Entries from a dataset
┄┄┄┄┄┄

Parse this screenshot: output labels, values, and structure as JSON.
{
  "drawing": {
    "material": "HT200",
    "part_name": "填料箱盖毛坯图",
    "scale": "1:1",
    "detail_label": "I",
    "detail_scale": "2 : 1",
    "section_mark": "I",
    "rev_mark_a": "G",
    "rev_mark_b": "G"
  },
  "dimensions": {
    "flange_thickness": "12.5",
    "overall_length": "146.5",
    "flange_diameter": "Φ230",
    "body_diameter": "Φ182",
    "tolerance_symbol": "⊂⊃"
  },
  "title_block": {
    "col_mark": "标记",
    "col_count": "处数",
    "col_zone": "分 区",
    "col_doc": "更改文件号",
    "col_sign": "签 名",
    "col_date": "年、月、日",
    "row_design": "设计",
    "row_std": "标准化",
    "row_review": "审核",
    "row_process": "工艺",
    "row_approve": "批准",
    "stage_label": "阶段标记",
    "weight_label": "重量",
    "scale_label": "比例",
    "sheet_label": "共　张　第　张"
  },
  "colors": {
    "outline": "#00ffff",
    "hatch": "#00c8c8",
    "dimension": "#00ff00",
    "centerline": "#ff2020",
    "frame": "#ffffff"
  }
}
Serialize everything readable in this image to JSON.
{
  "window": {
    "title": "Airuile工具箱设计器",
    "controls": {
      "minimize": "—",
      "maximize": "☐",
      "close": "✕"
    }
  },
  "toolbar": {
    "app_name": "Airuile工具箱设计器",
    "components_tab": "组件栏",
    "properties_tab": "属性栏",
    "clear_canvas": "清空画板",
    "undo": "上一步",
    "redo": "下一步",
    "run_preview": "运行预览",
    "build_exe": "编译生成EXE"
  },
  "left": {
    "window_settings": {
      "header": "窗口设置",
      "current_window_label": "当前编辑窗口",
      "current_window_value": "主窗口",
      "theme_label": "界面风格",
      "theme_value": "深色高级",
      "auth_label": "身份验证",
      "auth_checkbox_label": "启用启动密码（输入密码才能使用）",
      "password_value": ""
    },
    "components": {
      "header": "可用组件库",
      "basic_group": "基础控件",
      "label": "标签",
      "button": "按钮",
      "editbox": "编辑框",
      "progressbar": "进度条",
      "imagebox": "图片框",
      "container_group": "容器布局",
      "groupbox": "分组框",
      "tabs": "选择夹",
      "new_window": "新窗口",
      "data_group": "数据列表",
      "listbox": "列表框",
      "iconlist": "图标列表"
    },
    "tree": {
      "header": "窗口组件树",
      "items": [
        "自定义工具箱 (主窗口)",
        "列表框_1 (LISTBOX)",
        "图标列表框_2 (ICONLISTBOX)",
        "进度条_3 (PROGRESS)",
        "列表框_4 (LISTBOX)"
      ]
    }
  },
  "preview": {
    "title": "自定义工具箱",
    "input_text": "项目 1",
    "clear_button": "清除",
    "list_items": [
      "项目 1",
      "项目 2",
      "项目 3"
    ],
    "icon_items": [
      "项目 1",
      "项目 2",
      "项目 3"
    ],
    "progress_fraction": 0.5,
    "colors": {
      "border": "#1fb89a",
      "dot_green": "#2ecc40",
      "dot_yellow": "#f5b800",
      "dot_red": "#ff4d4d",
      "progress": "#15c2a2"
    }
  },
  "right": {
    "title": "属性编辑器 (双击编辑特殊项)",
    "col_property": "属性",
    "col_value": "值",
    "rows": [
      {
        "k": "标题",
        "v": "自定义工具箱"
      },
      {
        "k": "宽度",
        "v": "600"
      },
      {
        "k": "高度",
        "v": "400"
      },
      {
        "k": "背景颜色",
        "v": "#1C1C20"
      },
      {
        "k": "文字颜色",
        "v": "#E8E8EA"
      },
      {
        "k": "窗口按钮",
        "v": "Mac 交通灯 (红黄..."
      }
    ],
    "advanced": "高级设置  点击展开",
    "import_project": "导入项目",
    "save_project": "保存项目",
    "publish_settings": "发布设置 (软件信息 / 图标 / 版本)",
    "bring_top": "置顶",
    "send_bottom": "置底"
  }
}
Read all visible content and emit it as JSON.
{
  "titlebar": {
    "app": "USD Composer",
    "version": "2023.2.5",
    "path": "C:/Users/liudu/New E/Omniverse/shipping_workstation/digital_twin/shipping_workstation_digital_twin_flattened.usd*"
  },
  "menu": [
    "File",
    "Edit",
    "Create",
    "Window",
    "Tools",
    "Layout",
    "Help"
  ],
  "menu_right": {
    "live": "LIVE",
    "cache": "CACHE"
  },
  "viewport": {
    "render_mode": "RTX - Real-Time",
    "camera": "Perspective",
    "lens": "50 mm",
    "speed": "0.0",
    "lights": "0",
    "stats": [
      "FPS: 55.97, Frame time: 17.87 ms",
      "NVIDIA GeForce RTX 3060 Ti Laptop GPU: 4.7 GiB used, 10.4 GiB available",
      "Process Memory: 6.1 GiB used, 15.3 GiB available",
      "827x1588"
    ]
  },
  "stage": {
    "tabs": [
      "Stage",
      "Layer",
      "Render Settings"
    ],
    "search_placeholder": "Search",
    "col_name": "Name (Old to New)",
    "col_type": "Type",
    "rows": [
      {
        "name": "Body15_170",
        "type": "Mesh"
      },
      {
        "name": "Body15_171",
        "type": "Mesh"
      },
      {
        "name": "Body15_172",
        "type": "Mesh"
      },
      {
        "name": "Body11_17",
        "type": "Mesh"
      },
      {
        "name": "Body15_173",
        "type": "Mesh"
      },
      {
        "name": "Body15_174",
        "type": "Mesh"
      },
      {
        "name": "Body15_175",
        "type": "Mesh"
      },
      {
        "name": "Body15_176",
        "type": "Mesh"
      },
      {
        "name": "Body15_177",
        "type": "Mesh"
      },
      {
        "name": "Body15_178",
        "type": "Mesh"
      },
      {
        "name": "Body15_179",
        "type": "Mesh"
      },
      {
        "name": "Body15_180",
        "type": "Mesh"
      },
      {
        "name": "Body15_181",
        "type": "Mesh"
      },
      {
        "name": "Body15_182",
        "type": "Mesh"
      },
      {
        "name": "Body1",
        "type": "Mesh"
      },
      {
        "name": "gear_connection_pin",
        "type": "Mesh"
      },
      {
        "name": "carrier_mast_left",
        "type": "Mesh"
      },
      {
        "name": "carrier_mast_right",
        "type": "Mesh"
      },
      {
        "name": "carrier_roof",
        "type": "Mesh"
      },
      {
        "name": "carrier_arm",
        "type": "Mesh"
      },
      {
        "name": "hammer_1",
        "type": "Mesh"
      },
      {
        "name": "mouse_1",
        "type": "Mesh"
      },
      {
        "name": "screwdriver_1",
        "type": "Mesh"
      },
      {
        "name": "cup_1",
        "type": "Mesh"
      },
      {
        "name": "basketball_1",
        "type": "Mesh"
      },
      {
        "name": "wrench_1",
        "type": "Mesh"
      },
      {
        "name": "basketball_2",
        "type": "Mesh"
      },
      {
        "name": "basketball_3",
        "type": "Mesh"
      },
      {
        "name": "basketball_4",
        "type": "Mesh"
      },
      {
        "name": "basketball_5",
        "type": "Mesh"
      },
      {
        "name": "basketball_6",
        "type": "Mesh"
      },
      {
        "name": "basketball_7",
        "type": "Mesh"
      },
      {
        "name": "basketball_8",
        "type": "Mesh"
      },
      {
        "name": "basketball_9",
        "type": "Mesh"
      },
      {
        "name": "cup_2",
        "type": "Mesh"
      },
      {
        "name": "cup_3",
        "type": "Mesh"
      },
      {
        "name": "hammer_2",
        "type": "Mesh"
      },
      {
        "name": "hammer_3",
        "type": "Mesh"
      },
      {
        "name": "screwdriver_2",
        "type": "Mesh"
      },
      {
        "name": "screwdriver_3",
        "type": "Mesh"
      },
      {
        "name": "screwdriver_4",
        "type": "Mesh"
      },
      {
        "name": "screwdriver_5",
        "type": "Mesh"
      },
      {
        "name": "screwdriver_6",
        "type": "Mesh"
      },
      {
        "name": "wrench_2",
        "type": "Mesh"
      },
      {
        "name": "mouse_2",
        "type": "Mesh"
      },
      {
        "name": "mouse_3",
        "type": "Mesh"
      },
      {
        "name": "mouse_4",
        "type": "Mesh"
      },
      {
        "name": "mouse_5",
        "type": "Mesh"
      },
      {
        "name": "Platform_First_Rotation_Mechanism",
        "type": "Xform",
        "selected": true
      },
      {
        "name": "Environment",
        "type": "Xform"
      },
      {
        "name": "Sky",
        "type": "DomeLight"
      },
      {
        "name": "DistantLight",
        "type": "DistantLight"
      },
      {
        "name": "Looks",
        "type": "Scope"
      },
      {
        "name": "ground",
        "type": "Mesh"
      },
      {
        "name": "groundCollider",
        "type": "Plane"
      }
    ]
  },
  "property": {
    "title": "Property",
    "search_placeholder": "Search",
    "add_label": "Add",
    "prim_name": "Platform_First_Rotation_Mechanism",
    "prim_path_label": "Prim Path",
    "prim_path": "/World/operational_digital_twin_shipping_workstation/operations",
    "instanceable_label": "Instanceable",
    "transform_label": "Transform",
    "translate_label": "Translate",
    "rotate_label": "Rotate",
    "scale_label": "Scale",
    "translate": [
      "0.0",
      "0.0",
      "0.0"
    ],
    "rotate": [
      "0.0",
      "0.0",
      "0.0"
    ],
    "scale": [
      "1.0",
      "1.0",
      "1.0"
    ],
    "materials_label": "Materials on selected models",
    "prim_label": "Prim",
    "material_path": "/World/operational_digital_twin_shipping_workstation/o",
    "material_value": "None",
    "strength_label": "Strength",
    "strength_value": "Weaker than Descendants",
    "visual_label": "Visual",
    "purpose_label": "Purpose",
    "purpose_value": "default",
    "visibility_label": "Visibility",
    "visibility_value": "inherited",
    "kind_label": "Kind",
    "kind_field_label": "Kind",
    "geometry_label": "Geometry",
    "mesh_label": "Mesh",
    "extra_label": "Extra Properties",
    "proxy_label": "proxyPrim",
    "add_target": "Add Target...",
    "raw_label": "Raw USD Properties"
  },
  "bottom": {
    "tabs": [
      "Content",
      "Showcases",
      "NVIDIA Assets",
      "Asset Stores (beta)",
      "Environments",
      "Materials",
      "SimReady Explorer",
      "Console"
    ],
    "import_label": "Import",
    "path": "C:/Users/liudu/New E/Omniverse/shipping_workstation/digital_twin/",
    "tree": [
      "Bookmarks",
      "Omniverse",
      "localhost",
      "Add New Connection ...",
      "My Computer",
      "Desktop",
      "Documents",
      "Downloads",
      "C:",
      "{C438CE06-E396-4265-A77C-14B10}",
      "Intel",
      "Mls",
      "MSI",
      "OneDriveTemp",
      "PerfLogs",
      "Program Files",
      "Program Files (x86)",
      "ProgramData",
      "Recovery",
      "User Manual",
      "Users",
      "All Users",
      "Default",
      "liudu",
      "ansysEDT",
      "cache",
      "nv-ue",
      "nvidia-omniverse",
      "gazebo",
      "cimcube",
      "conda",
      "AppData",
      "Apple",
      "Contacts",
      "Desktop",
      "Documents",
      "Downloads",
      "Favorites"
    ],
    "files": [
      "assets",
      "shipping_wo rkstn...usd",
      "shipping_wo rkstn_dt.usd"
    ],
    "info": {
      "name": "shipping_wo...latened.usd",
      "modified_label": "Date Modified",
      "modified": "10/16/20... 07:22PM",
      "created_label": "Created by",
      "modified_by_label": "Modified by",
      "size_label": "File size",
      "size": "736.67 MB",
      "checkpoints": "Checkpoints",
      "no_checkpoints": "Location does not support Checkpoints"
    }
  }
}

┄┄┄┄┄┄

Look through the entries above and report each line where the string "Kind" occurs.

    "kind_label": "Kind",
    "kind_field_label": "Kind",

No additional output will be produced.